* [Set exercise]
Copy all records verbatim.

Dataset items
Start

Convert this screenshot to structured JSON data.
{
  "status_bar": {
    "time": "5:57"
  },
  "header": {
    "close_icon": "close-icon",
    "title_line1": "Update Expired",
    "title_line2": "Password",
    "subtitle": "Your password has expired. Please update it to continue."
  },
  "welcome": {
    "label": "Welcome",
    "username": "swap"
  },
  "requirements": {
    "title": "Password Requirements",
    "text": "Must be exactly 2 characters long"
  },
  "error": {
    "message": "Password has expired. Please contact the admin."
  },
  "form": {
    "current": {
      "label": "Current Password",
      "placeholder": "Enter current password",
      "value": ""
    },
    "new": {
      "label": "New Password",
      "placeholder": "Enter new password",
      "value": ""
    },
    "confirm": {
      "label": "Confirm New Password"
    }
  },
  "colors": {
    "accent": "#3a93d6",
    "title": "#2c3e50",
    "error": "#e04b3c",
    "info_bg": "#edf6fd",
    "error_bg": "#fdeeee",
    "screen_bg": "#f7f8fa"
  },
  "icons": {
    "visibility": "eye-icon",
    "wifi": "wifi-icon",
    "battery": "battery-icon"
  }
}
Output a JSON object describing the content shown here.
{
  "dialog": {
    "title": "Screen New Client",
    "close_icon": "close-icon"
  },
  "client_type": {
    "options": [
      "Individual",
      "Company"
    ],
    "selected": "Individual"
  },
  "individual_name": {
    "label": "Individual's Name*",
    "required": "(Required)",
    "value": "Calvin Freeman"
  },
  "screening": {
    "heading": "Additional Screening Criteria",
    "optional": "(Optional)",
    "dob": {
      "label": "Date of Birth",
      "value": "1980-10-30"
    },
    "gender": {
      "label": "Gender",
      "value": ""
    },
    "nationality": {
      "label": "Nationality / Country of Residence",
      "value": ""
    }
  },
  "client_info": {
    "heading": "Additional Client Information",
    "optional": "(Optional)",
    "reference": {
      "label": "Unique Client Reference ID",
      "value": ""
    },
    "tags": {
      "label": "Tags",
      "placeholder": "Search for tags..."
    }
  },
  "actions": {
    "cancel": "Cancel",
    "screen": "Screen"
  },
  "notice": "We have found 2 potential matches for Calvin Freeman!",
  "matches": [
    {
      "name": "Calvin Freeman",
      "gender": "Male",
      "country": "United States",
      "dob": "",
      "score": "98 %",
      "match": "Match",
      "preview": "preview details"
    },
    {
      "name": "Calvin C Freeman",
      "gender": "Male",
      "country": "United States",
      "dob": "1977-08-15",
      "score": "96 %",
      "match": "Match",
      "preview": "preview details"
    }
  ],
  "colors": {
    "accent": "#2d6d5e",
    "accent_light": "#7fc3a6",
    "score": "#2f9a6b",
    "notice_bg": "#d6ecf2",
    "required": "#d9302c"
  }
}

End

* [Solution to this exercise]
Convert this screenshot to structured JSON data.
{
  "status_bar": {
    "time": "5:57"
  },
  "header": {
    "close_icon": "close-icon",
    "title_line1": "Update Expired",
    "title_line2": "Password",
    "subtitle": "Your password has expired. Please update it to continue."
  },
  "welcome": {
    "label": "Welcome",
    "username": "swap"
  },
  "requirements": {
    "title": "Password Requirements",
    "text": "Must be exactly 2 characters long"
  },
  "error": {
    "message": "Password has expired. Please contact the admin."
  },
  "form": {
    "current": {
      "label": "Current Password",
      "placeholder": "Enter current password",
      "value": ""
    },
    "new": {
      "label": "New Password",
      "placeholder": "Enter new password",
      "value": ""
    },
    "confirm": {
      "label": "Confirm New Password"
    }
  },
  "colors": {
    "accent": "#3a93d6",
    "title": "#2c3e50",
    "error": "#e04b3c",
    "info_bg": "#edf6fd",
    "error_bg": "#fdeeee",
    "screen_bg": "#f7f8fa"
  },
  "icons": {
    "visibility": "eye-icon",
    "wifi": "wifi-icon",
    "battery": "battery-icon"
  }
}
Output a JSON object describing the content shown here.
{
  "dialog": {
    "title": "Screen New Client",
    "close_icon": "close-icon"
  },
  "client_type": {
    "options": [
      "Individual",
      "Company"
    ],
    "selected": "Individual"
  },
  "individual_name": {
    "label": "Individual's Name*",
    "required": "(Required)",
    "value": "Calvin Freeman"
  },
  "screening": {
    "heading": "Additional Screening Criteria",
    "optional": "(Optional)",
    "dob": {
      "label": "Date of Birth",
      "value": "1980-10-30"
    },
    "gender": {
      "label": "Gender",
      "value": ""
    },
    "nationality": {
      "label": "Nationality / Country of Residence",
      "value": ""
    }
  },
  "client_info": {
    "heading": "Additional Client Information",
    "optional": "(Optional)",
    "reference": {
      "label": "Unique Client Reference ID",
      "value": ""
    },
    "tags": {
      "label": "Tags",
      "placeholder": "Search for tags..."
    }
  },
  "actions": {
    "cancel": "Cancel",
    "screen": "Screen"
  },
  "notice": "We have found 2 potential matches for Calvin Freeman!",
  "matches": [
    {
      "name": "Calvin Freeman",
      "gender": "Male",
      "country": "United States",
      "dob": "",
      "score": "98 %",
      "match": "Match",
      "preview": "preview details"
    },
    {
      "name": "Calvin C Freeman",
      "gender": "Male",
      "country": "United States",
      "dob": "1977-08-15",
      "score": "96 %",
      "match": "Match",
      "preview": "preview details"
    }
  ],
  "colors": {
    "accent": "#2d6d5e",
    "accent_light": "#7fc3a6",
    "score": "#2f9a6b",
    "notice_bg": "#d6ecf2",
    "required": "#d9302c"
  }
}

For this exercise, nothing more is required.